--- START GIVEN ENTRIES ---
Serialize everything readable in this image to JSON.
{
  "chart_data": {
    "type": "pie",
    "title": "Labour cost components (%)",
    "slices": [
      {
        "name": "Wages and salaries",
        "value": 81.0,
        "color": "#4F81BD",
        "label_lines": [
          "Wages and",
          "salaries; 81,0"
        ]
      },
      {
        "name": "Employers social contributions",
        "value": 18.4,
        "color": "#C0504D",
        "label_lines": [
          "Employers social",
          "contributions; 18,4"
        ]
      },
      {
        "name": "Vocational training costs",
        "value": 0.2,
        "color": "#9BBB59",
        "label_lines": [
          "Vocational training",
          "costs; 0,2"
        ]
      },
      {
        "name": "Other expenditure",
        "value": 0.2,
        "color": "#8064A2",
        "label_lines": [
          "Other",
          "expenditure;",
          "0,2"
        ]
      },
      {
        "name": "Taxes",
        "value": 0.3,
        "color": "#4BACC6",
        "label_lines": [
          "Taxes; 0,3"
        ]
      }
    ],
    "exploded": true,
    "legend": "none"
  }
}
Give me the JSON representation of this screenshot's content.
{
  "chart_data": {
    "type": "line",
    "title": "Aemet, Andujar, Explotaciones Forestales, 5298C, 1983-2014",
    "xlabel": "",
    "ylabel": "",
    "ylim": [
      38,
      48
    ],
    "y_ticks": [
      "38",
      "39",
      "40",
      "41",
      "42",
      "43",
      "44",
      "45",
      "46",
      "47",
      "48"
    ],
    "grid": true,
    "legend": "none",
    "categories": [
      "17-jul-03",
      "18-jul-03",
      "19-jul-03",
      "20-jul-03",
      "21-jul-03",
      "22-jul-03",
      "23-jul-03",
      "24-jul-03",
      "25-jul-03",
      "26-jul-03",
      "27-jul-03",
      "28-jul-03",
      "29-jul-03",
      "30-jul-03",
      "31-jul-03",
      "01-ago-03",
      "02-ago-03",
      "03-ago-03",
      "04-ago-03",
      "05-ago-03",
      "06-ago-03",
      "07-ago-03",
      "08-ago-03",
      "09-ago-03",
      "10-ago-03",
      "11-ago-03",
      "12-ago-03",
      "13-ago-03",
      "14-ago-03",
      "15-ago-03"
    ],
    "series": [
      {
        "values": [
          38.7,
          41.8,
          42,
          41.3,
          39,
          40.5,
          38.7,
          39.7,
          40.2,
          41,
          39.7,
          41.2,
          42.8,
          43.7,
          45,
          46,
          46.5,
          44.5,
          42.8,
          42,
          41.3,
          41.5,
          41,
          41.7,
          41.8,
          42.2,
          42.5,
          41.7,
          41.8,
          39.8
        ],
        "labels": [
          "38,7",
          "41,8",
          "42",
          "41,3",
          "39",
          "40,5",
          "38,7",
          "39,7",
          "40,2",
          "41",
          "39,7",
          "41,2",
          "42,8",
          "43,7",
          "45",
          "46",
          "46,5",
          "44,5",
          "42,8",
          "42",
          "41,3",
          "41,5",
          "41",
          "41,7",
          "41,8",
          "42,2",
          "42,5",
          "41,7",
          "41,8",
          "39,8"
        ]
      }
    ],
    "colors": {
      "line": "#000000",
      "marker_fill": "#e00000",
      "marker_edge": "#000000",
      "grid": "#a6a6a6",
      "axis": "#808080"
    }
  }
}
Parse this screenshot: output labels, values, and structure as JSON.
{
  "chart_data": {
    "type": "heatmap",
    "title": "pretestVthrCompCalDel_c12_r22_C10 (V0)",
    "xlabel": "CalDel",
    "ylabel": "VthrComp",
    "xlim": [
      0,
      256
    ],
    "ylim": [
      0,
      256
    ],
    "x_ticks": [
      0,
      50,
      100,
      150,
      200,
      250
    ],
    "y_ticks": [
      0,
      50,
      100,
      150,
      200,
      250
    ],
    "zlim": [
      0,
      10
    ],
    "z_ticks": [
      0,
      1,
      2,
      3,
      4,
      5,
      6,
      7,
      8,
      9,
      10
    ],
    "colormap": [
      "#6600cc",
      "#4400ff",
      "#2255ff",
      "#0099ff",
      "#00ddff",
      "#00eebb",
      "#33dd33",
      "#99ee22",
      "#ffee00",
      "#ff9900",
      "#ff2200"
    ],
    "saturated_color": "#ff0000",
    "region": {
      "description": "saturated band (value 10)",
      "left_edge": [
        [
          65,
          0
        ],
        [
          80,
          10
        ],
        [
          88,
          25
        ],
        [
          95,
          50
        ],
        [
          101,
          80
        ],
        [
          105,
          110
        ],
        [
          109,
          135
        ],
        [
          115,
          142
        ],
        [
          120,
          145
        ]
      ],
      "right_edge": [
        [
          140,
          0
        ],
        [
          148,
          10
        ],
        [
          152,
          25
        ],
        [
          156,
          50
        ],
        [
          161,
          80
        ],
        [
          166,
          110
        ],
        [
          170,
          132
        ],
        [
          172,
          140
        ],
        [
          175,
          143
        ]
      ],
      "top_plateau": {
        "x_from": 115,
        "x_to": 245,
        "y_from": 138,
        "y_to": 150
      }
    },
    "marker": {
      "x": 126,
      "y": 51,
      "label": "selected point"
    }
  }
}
--- END GIVEN ENTRIES ---
--- START GIVEN ENTRIES ---
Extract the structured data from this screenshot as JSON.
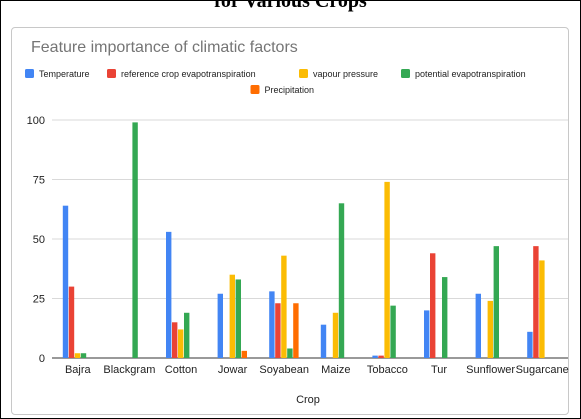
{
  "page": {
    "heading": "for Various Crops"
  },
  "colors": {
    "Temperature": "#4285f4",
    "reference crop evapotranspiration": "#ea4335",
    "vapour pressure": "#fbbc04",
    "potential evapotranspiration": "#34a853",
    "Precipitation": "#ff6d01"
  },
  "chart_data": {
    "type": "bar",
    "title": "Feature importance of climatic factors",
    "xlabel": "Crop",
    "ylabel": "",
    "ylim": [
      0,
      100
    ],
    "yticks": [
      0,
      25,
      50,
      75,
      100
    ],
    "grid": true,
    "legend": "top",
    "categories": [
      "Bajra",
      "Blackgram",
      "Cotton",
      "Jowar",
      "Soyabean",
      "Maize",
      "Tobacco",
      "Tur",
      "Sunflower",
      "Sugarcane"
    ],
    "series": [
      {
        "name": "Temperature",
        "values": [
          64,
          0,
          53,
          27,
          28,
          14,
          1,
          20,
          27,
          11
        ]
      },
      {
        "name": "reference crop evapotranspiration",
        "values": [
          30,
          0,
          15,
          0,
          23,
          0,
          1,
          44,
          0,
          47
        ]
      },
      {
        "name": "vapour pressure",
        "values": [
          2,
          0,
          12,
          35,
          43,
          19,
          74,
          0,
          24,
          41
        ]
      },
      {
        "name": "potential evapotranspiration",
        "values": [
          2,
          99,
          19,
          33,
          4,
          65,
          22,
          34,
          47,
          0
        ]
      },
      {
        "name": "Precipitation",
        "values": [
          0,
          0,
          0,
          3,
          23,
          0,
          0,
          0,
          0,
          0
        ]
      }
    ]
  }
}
--- END GIVEN ENTRIES ---
WHAT TO PRODUCE: Identify every line above that includes the word "Precipitation", and show those lines.

ANSWER TO THE TASK:
    "Precipitation": "#ff6d01"
        "name": "Precipitation",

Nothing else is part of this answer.